Extract the whole listing as it stands. Do not include the pictures.

::::::

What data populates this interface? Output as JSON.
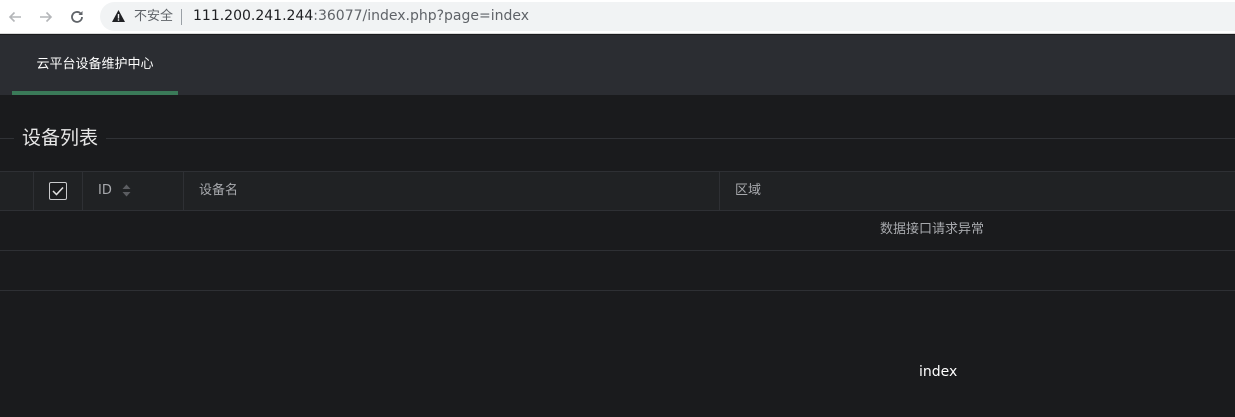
{
  "browser": {
    "security_label": "不安全",
    "url_host": "111.200.241.244",
    "url_rest": ":36077/index.php?page=index"
  },
  "header": {
    "brand": "云平台设备维护中心",
    "accent_color": "#3a7a58"
  },
  "section": {
    "title": "设备列表"
  },
  "table": {
    "columns": [
      "ID",
      "设备名",
      "区域"
    ],
    "select_all_checked": true,
    "empty_message": "数据接口请求异常"
  },
  "footer": {
    "page_label": "index"
  }
}
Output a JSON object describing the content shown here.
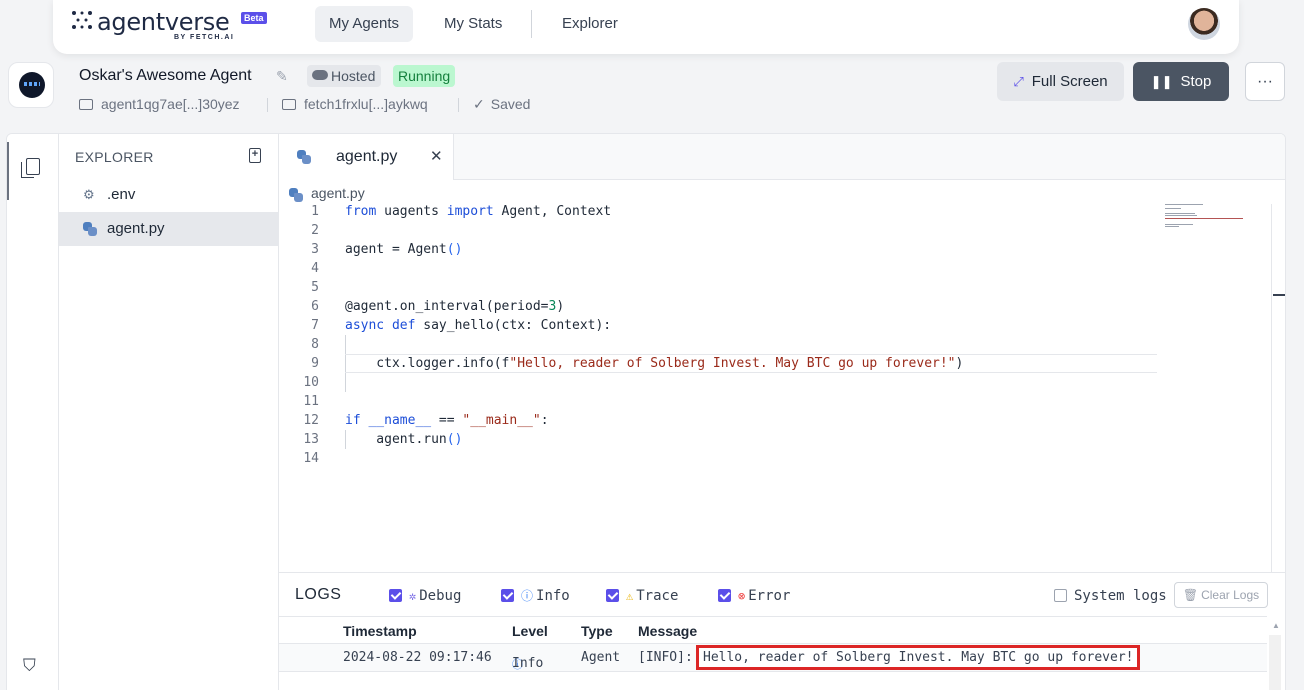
{
  "brand": {
    "wordmark": "agentverse",
    "badge": "Beta",
    "byline": "BY FETCH.AI"
  },
  "nav": {
    "tabs": [
      {
        "label": "My Agents",
        "active": true
      },
      {
        "label": "My Stats",
        "active": false
      },
      {
        "label": "Explorer",
        "active": false
      }
    ]
  },
  "agent": {
    "name": "Oskar's Awesome Agent",
    "hosted_label": "Hosted",
    "status": "Running",
    "address": "agent1qg7ae[...]30yez",
    "wallet": "fetch1frxlu[...]aykwq",
    "saved_label": "Saved"
  },
  "actions": {
    "full_screen": "Full Screen",
    "stop": "Stop",
    "more": "···"
  },
  "explorer": {
    "title": "EXPLORER",
    "files": [
      {
        "name": ".env",
        "icon": "gear-file-icon",
        "active": false
      },
      {
        "name": "agent.py",
        "icon": "python-icon",
        "active": true
      }
    ]
  },
  "editor": {
    "tab_label": "agent.py",
    "breadcrumb": "agent.py",
    "lines": [
      "from uagents import Agent, Context",
      "",
      "agent = Agent()",
      "",
      "",
      "@agent.on_interval(period=3)",
      "async def say_hello(ctx: Context):",
      "",
      "    ctx.logger.info(f\"Hello, reader of Solberg Invest. May BTC go up forever!\")",
      "",
      "",
      "if __name__ == \"__main__\":",
      "    agent.run()",
      ""
    ]
  },
  "logs": {
    "title": "LOGS",
    "filters": [
      {
        "label": "Debug",
        "checked": true,
        "icon": "bug-icon"
      },
      {
        "label": "Info",
        "checked": true,
        "icon": "info-icon"
      },
      {
        "label": "Trace",
        "checked": true,
        "icon": "warning-icon"
      },
      {
        "label": "Error",
        "checked": true,
        "icon": "error-icon"
      }
    ],
    "system_logs_label": "System logs",
    "system_logs_checked": false,
    "clear_label": "Clear Logs",
    "columns": [
      "Timestamp",
      "Level",
      "Type",
      "Message"
    ],
    "rows": [
      {
        "timestamp": "2024-08-22 09:17:46",
        "level": "Info",
        "type": "Agent",
        "prefix": "[INFO]:",
        "message": "Hello, reader of Solberg Invest. May BTC go up forever!"
      }
    ]
  },
  "colors": {
    "accent": "#5b4fe9",
    "running_bg": "#bbf7d0",
    "running_text": "#15803d",
    "highlight": "#dc2626"
  }
}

::::::

**ANSWER**
What data populates this interface? Output as JSON.
{
  "browser": {
    "security_label": "不安全",
    "url_host": "111.200.241.244",
    "url_rest": ":36077/index.php?page=index"
  },
  "header": {
    "brand": "云平台设备维护中心",
    "accent_color": "#3a7a58"
  },
  "section": {
    "title": "设备列表"
  },
  "table": {
    "columns": [
      "ID",
      "设备名",
      "区域"
    ],
    "select_all_checked": true,
    "empty_message": "数据接口请求异常"
  },
  "footer": {
    "page_label": "index"
  }
}
Output a JSON object describing the content shown here.
{
  "brand": {
    "wordmark": "agentverse",
    "badge": "Beta",
    "byline": "BY FETCH.AI"
  },
  "nav": {
    "tabs": [
      {
        "label": "My Agents",
        "active": true
      },
      {
        "label": "My Stats",
        "active": false
      },
      {
        "label": "Explorer",
        "active": false
      }
    ]
  },
  "agent": {
    "name": "Oskar's Awesome Agent",
    "hosted_label": "Hosted",
    "status": "Running",
    "address": "agent1qg7ae[...]30yez",
    "wallet": "fetch1frxlu[...]aykwq",
    "saved_label": "Saved"
  },
  "actions": {
    "full_screen": "Full Screen",
    "stop": "Stop",
    "more": "···"
  },
  "explorer": {
    "title": "EXPLORER",
    "files": [
      {
        "name": ".env",
        "icon": "gear-file-icon",
        "active": false
      },
      {
        "name": "agent.py",
        "icon": "python-icon",
        "active": true
      }
    ]
  },
  "editor": {
    "tab_label": "agent.py",
    "breadcrumb": "agent.py",
    "lines": [
      "from uagents import Agent, Context",
      "",
      "agent = Agent()",
      "",
      "",
      "@agent.on_interval(period=3)",
      "async def say_hello(ctx: Context):",
      "",
      "    ctx.logger.info(f\"Hello, reader of Solberg Invest. May BTC go up forever!\")",
      "",
      "",
      "if __name__ == \"__main__\":",
      "    agent.run()",
      ""
    ]
  },
  "logs": {
    "title": "LOGS",
    "filters": [
      {
        "label": "Debug",
        "checked": true,
        "icon": "bug-icon"
      },
      {
        "label": "Info",
        "checked": true,
        "icon": "info-icon"
      },
      {
        "label": "Trace",
        "checked": true,
        "icon": "warning-icon"
      },
      {
        "label": "Error",
        "checked": true,
        "icon": "error-icon"
      }
    ],
    "system_logs_label": "System logs",
    "system_logs_checked": false,
    "clear_label": "Clear Logs",
    "columns": [
      "Timestamp",
      "Level",
      "Type",
      "Message"
    ],
    "rows": [
      {
        "timestamp": "2024-08-22 09:17:46",
        "level": "Info",
        "type": "Agent",
        "prefix": "[INFO]:",
        "message": "Hello, reader of Solberg Invest. May BTC go up forever!"
      }
    ]
  },
  "colors": {
    "accent": "#5b4fe9",
    "running_bg": "#bbf7d0",
    "running_text": "#15803d",
    "highlight": "#dc2626"
  }
}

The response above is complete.